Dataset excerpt
++++++++++++++++++++

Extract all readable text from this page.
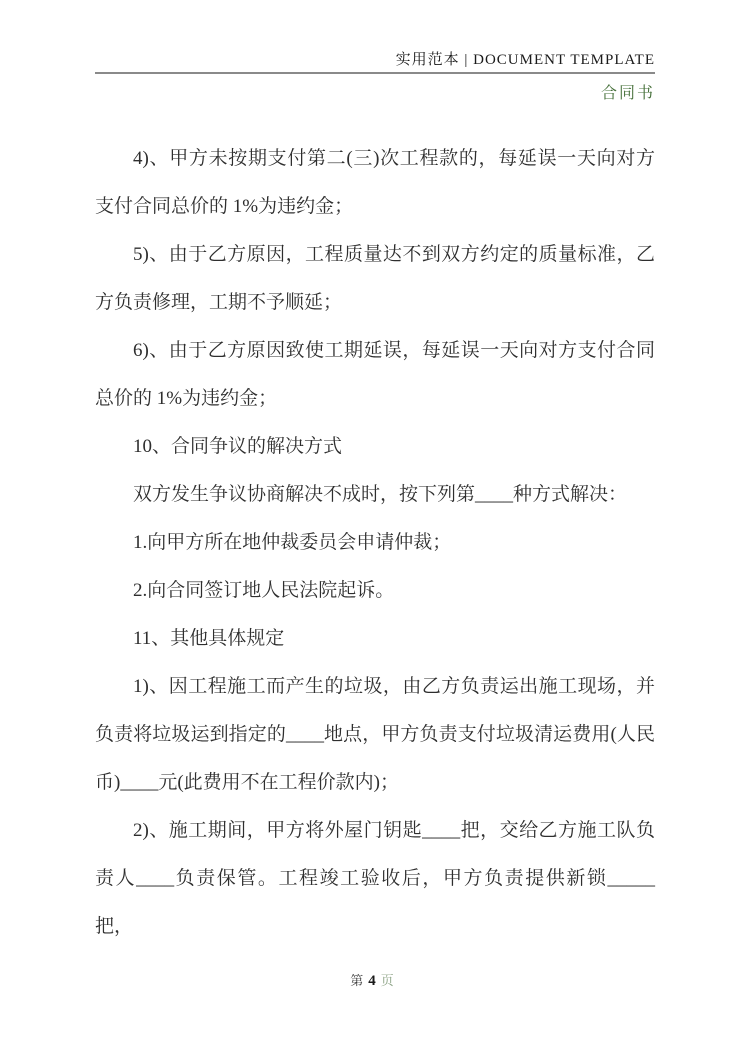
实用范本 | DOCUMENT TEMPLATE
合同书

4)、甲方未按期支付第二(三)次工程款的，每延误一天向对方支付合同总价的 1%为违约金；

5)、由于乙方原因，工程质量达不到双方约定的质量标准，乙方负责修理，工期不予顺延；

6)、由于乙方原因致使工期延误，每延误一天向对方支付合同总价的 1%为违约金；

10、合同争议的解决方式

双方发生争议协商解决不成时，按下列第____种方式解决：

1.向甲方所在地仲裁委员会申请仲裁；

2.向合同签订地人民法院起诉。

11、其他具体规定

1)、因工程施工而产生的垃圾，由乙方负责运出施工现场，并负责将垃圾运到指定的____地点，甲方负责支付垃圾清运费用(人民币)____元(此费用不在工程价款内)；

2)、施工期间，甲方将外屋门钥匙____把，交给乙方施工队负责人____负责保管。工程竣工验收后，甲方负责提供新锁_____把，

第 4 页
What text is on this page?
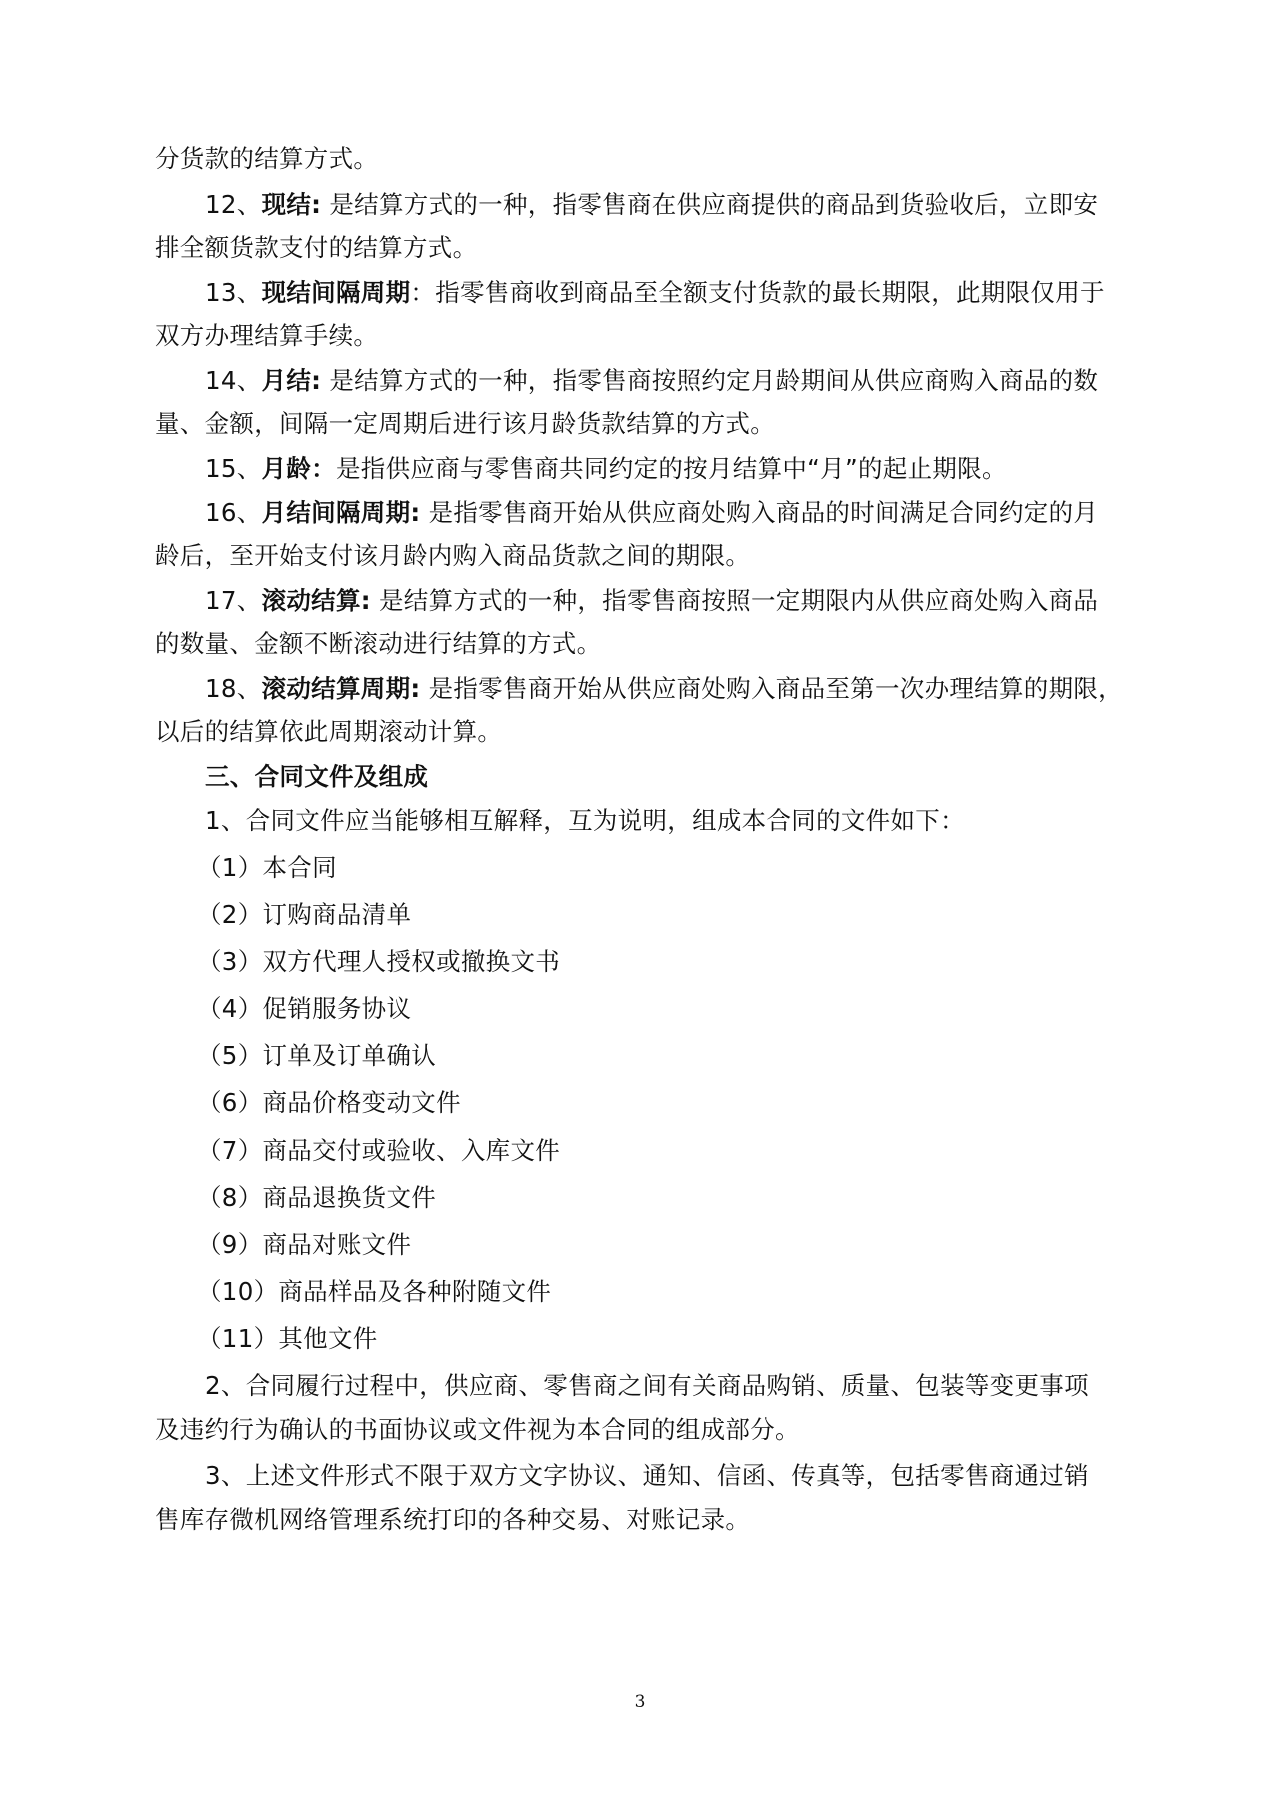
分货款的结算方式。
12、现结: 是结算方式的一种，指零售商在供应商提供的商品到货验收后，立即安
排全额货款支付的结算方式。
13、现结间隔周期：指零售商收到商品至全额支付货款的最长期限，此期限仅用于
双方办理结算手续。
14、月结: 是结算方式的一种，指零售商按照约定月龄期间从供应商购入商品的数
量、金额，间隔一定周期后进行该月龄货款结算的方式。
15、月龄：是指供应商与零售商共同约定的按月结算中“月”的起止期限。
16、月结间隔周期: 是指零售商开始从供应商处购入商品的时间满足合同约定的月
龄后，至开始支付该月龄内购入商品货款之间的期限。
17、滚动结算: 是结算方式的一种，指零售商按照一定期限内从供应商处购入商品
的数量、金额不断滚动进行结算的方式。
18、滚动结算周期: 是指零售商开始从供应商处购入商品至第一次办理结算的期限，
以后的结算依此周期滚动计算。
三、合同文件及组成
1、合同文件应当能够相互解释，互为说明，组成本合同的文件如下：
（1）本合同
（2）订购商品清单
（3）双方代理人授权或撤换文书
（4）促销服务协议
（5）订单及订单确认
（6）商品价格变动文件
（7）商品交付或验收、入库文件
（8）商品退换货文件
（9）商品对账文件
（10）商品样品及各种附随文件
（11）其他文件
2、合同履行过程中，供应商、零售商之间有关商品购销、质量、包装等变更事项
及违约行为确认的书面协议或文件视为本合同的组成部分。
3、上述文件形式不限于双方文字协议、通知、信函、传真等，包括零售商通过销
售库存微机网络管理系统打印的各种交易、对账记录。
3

++++++++++++++++++++

- Aim
Only the lines from the line containing "What text is on this page?" through the end of the data are to be reproduced, exactly and with both ends included; pictures are omitted.

- Result
What text is on this page?
分货款的结算方式。
12、现结: 是结算方式的一种，指零售商在供应商提供的商品到货验收后，立即安
排全额货款支付的结算方式。
13、现结间隔周期：指零售商收到商品至全额支付货款的最长期限，此期限仅用于
双方办理结算手续。
14、月结: 是结算方式的一种，指零售商按照约定月龄期间从供应商购入商品的数
量、金额，间隔一定周期后进行该月龄货款结算的方式。
15、月龄：是指供应商与零售商共同约定的按月结算中“月”的起止期限。
16、月结间隔周期: 是指零售商开始从供应商处购入商品的时间满足合同约定的月
龄后，至开始支付该月龄内购入商品货款之间的期限。
17、滚动结算: 是结算方式的一种，指零售商按照一定期限内从供应商处购入商品
的数量、金额不断滚动进行结算的方式。
18、滚动结算周期: 是指零售商开始从供应商处购入商品至第一次办理结算的期限，
以后的结算依此周期滚动计算。
三、合同文件及组成
1、合同文件应当能够相互解释，互为说明，组成本合同的文件如下：
（1）本合同
（2）订购商品清单
（3）双方代理人授权或撤换文书
（4）促销服务协议
（5）订单及订单确认
（6）商品价格变动文件
（7）商品交付或验收、入库文件
（8）商品退换货文件
（9）商品对账文件
（10）商品样品及各种附随文件
（11）其他文件
2、合同履行过程中，供应商、零售商之间有关商品购销、质量、包装等变更事项
及违约行为确认的书面协议或文件视为本合同的组成部分。
3、上述文件形式不限于双方文字协议、通知、信函、传真等，包括零售商通过销
售库存微机网络管理系统打印的各种交易、对账记录。
3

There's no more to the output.